TASK: Pick out every line with the word "would" and copy it.

[Saved entries]

+ + + + + + +

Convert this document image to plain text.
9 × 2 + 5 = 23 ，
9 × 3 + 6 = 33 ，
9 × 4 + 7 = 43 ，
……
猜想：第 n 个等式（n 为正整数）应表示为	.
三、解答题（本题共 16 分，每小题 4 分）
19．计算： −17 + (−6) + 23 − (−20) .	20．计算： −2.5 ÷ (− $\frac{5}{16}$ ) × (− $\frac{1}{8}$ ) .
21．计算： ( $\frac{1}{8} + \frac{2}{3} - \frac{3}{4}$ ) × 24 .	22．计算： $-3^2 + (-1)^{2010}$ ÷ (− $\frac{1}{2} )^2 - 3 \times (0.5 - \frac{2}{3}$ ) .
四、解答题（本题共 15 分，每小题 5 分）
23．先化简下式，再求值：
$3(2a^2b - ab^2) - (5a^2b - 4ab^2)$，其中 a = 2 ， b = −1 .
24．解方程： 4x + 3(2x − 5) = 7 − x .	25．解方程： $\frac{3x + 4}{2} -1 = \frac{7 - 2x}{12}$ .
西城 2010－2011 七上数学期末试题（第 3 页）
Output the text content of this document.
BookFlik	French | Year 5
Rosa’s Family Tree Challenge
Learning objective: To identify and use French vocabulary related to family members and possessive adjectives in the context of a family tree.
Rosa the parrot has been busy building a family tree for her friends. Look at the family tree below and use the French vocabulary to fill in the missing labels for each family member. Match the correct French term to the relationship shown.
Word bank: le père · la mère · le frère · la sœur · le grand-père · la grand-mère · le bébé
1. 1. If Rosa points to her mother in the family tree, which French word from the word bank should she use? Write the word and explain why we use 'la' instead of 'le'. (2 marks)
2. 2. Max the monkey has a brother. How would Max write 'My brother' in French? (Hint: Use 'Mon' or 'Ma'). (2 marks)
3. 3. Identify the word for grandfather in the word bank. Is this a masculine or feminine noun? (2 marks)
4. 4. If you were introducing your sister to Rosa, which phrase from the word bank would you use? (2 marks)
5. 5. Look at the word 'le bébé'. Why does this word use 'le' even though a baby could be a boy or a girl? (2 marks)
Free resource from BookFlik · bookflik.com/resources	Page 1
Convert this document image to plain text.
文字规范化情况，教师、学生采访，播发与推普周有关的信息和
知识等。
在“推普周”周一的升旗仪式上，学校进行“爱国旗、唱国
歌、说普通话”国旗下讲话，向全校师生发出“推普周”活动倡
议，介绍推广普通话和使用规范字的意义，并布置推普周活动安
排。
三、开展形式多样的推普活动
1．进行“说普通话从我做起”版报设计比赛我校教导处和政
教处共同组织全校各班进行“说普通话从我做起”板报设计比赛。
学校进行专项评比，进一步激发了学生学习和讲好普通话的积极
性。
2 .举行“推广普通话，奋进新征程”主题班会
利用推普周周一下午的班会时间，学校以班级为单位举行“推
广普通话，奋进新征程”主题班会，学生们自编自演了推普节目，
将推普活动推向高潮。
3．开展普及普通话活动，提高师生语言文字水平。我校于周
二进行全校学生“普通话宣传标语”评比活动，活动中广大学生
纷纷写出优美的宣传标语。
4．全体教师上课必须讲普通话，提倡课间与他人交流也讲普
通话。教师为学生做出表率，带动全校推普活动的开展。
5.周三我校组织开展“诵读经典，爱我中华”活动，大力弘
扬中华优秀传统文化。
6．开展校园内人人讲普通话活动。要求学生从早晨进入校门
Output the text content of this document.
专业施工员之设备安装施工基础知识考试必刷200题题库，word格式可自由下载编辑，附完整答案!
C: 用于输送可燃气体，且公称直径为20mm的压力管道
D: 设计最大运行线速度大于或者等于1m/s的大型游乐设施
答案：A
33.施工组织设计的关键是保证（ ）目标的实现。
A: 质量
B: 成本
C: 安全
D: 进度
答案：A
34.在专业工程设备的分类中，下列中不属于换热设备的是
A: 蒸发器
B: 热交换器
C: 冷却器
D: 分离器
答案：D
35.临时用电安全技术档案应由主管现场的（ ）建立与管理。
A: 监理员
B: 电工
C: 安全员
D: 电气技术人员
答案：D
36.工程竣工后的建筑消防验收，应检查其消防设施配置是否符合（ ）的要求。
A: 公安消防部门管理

+ + + + + + +

EXERCISE RESULT:
2. 2. Max the monkey has a brother. How would Max write 'My brother' in French? (Hint: Use 'Mon' or 'Ma'). (2 marks)
4. 4. If you were introducing your sister to Rosa, which phrase from the word bank would you use? (2 marks)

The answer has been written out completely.